Textauszug:
Manchmal widert mich die Moderne dermaßen an. Jetzt habe ich nichtmal Obstsaft kaufen mögen.

Eben zog es mich hinaus, Lockruf der Natur oder was, ich mußte spazierengehen. Die Witterung ist milde, die Luft duftet verheißungsvoll nach frischem Grün und jungen Knospen, Enten quabbeln unentwegt, Jugend rumort mit Bier und Klampfe am Wasser, in der Ferne geben sich Fußballfreunde der Sangesfreude hin, aus nahen Übungsräumen tönt gezupft, getutet und gebest lauer Jazz, Spaziergänger allenthalben, kurzum - man kommt sich vor, als sei es bereits Sommer. Wenn nun noch die Verrückten ihre Schnauze hielten und uns in Ruhe ließen mit ihrem Lebensneid ...

Als ein Kollege mir heute von seinem Alptraum berichtete - ein Kunde hatte sich bei ihm telefonisch über die miserablen Ergebnisse des Programms beschwert, für das der Kollege verantwortlich ist, wie gesagt, ein Alptraum -, fiel mir ein Traum ein, den ich vor wenigen Tagen gehabt, aber aus unerfindlichen Gründen vergessen oder eher verdrängt hatte: mit Interessierten traf ich mich im Hinterzimmer einer Kneipe, um über ein Thesenpapier zur Wiedergründung des Kommunistischen Bund Westdeutschland (KBW) zu diskutieren. (Alptraum? Ja und nein, jedenfalls blieb ich im Traum ganz ruhig, bis - ja, bis ...) Es gab offenbar Einwände, und ein Vollbärtiger, anscheinend Verfasser des Papiers, erwiderte, erklärte und entgegnete, und zwar wortwörtlich im Brustton der Überzeugung, also mit voller, dröhnender Resonanz. Die sonore Stimme ging mir schnell auf die Nerven und ich erwachte mitten in einer Argumentation des Bärtigen. - Hatte ich geschnarcht?

Einträge eines Datensatzes
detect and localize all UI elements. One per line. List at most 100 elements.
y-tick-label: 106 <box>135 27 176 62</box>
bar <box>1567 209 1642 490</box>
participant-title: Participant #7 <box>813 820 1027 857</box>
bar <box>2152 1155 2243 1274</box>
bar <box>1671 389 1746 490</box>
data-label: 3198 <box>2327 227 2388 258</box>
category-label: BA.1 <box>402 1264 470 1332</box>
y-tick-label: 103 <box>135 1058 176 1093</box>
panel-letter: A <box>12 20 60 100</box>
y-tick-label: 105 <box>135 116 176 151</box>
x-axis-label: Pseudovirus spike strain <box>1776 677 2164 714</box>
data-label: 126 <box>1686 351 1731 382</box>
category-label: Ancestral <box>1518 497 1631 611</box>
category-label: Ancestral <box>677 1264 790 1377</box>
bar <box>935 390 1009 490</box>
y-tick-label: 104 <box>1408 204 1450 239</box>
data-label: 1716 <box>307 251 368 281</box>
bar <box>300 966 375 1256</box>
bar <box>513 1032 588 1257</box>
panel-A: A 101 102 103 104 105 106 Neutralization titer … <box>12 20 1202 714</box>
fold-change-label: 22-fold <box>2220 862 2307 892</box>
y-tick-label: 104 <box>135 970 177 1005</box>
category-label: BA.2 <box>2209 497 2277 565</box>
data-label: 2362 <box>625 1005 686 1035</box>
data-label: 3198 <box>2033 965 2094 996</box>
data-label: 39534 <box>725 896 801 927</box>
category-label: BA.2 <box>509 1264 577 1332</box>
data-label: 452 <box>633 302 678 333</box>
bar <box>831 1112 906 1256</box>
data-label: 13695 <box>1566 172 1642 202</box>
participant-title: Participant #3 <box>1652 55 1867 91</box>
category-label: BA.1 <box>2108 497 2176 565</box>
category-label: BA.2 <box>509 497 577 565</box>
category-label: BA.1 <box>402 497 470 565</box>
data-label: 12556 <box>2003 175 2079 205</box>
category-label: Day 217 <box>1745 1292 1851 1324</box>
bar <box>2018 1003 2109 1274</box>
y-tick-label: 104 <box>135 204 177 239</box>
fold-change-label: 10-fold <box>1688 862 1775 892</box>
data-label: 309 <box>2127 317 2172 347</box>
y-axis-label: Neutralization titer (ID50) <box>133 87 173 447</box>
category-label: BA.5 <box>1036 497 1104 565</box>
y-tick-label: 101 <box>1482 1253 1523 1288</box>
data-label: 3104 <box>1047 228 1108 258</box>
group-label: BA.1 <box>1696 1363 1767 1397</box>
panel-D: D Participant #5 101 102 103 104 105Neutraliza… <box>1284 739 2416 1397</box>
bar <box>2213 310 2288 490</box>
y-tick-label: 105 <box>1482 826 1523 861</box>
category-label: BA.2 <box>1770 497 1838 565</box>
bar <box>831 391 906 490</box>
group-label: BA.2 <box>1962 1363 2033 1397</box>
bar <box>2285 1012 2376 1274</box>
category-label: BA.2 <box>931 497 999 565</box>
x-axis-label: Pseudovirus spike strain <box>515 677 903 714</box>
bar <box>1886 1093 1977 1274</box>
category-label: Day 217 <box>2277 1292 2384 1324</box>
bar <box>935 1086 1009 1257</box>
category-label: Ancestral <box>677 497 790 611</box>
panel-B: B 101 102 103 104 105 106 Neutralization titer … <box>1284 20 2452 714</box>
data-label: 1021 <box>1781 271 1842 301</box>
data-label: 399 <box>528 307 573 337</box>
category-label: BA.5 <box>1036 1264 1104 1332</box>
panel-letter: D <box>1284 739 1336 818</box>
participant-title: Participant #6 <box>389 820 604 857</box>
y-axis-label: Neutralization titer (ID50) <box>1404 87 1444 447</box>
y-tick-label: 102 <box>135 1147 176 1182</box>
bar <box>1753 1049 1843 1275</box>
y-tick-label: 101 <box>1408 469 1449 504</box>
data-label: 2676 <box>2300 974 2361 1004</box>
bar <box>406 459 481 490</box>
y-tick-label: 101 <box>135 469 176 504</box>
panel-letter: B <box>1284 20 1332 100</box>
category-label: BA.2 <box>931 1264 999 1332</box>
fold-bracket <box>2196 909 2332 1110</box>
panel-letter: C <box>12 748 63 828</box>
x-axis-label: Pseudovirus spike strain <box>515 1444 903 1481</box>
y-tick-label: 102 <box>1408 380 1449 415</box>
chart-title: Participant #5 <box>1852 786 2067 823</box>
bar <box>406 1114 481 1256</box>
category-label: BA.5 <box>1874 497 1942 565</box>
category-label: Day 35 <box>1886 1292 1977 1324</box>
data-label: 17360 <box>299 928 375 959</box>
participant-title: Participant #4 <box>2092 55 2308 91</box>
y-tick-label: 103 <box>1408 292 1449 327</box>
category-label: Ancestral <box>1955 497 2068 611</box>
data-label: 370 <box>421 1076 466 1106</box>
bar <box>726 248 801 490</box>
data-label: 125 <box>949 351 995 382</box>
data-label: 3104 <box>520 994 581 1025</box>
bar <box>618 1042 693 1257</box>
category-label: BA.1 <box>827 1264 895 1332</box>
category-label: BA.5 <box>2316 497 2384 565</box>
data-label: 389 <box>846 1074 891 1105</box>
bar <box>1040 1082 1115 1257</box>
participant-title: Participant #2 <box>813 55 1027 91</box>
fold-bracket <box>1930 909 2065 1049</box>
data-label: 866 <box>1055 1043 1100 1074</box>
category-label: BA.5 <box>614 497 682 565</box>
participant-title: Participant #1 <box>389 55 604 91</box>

Deine Aufgabe:
Gib aus dem Textauszug alles von „Eben zog es“ bis hinunter zu „ihrem Lebensneid ...“ Wort für Wort wieder. Halte dich dabei nur an den Textauszug.

Musterlösung:
Eben zog es mich hinaus, Lockruf der Natur oder was, ich mußte spazierengehen. Die Witterung ist milde, die Luft duftet verheißungsvoll nach frischem Grün und jungen Knospen, Enten quabbeln unentwegt, Jugend rumort mit Bier und Klampfe am Wasser, in der Ferne geben sich Fußballfreunde der Sangesfreude hin, aus nahen Übungsräumen tönt gezupft, getutet und gebest lauer Jazz, Spaziergänger allenthalben, kurzum - man kommt sich vor, als sei es bereits Sommer. Wenn nun noch die Verrückten ihre Schnauze hielten und uns in Ruhe ließen mit ihrem Lebensneid ...